___ DATA LINES

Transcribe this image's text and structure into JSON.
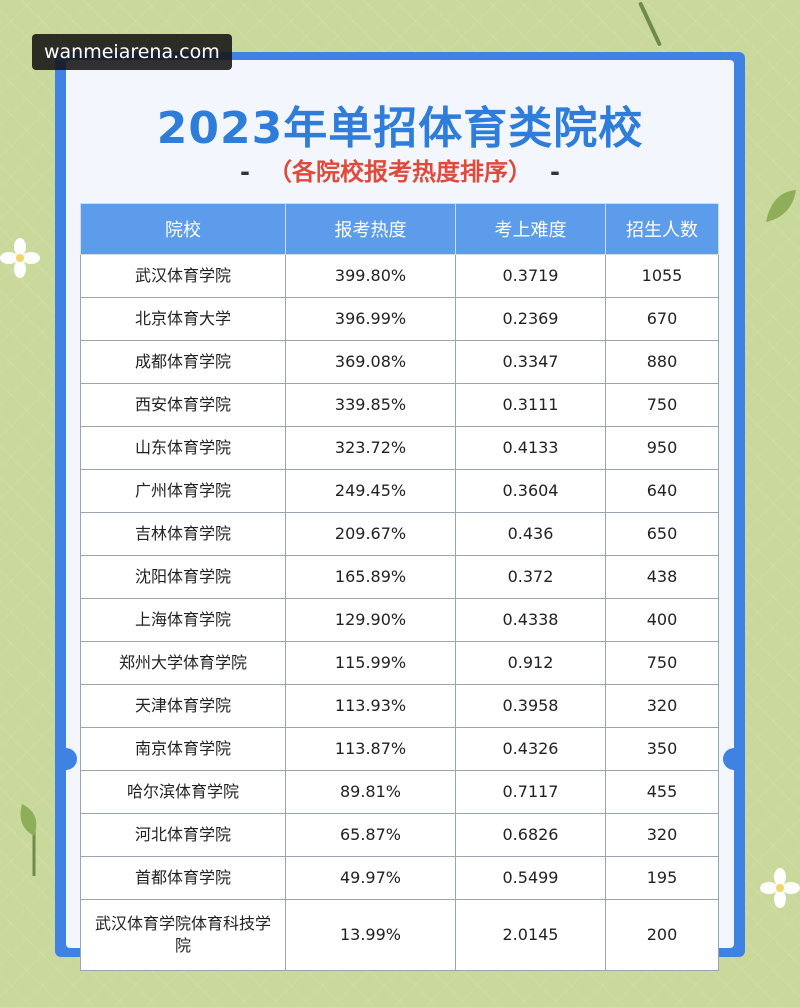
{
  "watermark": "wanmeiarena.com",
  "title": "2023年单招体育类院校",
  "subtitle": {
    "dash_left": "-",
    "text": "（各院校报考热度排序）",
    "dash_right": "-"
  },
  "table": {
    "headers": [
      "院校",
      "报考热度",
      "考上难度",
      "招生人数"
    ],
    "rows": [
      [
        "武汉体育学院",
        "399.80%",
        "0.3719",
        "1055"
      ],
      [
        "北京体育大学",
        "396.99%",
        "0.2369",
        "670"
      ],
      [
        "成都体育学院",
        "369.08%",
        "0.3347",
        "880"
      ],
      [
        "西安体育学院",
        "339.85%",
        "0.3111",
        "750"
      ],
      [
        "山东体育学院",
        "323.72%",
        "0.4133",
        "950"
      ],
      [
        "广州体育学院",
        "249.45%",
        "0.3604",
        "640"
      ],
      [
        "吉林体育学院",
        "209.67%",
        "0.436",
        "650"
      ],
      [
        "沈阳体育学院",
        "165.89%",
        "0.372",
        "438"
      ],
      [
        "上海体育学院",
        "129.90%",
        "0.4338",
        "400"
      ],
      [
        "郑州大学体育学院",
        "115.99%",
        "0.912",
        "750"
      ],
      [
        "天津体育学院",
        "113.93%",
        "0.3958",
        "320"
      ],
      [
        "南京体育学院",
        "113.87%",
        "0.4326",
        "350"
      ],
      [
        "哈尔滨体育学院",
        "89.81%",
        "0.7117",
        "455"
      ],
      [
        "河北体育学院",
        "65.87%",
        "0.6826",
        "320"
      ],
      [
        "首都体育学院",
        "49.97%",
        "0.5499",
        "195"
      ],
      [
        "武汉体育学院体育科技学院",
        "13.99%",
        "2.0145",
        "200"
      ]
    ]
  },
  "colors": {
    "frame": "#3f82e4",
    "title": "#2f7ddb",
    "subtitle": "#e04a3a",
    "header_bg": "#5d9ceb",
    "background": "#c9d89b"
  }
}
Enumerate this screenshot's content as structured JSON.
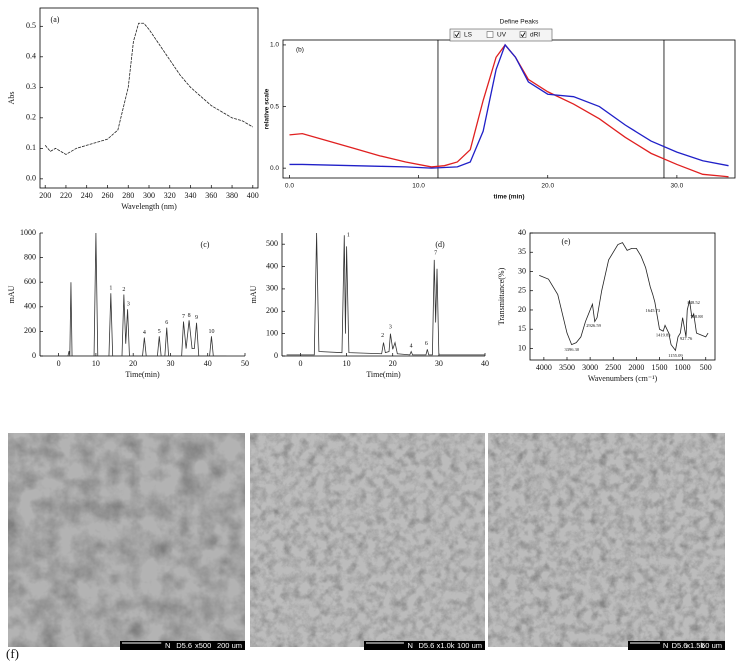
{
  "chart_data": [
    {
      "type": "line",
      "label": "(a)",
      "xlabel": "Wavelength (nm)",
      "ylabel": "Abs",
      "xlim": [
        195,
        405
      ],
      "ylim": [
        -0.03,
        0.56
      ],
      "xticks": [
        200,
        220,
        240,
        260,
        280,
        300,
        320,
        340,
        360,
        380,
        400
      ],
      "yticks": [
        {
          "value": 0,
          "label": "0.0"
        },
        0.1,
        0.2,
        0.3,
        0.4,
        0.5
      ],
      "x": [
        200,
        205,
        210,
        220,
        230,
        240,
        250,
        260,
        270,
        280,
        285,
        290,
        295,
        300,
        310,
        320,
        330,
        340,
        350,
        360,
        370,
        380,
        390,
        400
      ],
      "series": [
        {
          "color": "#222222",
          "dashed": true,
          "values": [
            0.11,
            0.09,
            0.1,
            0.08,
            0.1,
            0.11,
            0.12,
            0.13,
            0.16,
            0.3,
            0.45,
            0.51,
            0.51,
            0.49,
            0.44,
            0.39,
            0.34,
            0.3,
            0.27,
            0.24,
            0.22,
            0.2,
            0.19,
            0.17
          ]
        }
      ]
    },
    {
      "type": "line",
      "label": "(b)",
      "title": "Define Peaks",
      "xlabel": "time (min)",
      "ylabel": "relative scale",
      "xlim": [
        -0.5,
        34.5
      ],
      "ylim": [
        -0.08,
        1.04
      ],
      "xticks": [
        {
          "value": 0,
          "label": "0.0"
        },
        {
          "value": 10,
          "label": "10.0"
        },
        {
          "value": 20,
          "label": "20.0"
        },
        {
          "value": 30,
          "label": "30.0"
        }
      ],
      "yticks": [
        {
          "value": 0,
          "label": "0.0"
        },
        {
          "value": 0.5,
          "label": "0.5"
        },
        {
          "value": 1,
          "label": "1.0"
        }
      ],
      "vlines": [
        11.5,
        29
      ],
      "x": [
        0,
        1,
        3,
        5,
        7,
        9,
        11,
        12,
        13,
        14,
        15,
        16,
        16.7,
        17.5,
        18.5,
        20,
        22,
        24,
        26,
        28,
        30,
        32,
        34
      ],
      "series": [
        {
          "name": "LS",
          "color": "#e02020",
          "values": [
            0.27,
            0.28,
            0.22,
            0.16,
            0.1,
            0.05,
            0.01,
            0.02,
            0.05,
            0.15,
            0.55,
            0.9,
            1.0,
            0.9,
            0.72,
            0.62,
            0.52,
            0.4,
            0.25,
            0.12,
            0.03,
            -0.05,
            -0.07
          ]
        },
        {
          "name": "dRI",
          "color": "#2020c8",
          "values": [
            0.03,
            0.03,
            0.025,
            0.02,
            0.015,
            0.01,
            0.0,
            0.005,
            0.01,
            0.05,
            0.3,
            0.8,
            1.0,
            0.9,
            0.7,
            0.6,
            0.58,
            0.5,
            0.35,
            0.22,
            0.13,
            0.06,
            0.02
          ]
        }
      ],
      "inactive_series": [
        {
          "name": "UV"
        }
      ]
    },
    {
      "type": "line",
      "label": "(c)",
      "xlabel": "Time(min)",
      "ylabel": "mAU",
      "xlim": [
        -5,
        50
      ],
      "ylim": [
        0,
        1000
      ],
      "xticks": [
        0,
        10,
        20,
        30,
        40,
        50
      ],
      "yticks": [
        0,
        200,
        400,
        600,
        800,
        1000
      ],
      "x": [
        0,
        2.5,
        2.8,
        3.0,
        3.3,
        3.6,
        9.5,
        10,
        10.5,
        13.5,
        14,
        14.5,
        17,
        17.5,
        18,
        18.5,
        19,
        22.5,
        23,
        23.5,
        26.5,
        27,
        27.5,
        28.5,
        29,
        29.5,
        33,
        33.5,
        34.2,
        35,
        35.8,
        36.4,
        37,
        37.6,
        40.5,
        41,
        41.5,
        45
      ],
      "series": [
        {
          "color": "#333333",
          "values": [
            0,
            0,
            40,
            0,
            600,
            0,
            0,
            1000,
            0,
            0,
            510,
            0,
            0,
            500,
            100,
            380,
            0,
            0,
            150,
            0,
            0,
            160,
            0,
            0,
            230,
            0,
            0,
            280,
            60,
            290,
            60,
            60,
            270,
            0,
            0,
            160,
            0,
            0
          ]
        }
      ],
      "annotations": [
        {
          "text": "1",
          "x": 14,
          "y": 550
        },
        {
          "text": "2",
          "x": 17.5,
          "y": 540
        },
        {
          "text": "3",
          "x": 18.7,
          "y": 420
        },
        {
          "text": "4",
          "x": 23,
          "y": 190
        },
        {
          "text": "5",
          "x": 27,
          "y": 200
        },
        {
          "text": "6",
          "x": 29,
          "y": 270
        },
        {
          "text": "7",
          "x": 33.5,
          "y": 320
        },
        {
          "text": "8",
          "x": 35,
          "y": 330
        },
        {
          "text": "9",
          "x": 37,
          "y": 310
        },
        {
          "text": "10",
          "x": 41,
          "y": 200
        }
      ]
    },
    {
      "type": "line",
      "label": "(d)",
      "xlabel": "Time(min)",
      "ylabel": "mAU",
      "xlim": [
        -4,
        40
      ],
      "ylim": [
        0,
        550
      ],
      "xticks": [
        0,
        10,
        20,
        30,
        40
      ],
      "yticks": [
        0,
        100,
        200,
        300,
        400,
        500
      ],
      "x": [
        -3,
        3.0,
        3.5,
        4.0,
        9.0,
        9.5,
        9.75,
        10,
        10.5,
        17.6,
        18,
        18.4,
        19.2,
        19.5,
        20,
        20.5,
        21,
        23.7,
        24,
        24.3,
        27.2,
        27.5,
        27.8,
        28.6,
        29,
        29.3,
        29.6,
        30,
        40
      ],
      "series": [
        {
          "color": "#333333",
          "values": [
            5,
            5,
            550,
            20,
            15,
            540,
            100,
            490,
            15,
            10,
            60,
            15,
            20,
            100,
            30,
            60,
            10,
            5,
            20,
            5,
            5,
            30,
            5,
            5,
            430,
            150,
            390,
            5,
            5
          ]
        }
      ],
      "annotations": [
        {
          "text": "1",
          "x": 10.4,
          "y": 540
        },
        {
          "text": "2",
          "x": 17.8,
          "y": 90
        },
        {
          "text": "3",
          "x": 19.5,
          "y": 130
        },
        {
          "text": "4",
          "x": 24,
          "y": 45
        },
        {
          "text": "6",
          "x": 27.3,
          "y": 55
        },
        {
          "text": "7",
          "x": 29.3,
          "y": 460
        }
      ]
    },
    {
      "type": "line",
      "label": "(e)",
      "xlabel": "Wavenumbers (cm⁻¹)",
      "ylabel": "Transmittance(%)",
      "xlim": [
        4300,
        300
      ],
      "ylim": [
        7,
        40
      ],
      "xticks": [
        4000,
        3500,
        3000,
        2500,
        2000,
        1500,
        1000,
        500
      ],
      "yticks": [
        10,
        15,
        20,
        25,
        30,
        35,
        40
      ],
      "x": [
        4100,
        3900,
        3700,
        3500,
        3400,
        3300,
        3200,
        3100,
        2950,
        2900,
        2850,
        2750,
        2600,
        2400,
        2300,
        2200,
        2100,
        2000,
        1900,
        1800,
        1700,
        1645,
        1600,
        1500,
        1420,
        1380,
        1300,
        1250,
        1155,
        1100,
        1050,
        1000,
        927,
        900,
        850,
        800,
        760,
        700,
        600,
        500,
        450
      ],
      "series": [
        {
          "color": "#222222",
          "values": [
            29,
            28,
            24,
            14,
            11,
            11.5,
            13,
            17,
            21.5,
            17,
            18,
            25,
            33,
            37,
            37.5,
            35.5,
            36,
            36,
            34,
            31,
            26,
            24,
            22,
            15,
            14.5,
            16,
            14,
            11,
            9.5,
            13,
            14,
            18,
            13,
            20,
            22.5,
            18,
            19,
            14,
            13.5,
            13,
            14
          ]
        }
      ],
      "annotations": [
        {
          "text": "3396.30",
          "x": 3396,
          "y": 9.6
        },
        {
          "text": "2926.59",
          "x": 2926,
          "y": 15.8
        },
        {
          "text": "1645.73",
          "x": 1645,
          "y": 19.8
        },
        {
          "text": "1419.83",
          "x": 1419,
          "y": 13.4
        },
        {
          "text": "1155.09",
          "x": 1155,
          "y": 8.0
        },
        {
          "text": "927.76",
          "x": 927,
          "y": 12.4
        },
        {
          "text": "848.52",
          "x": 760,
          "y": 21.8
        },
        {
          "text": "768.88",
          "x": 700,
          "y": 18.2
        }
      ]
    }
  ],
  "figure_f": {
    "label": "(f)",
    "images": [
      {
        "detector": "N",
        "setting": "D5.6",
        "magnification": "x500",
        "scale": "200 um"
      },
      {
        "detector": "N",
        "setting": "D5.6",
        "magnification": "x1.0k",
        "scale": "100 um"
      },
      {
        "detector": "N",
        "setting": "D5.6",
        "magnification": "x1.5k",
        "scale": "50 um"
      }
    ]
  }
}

______

▶ GOAL:
Check each line of these records for the string "ylabel" and state only how many lines have it.

▶ RESULT:
5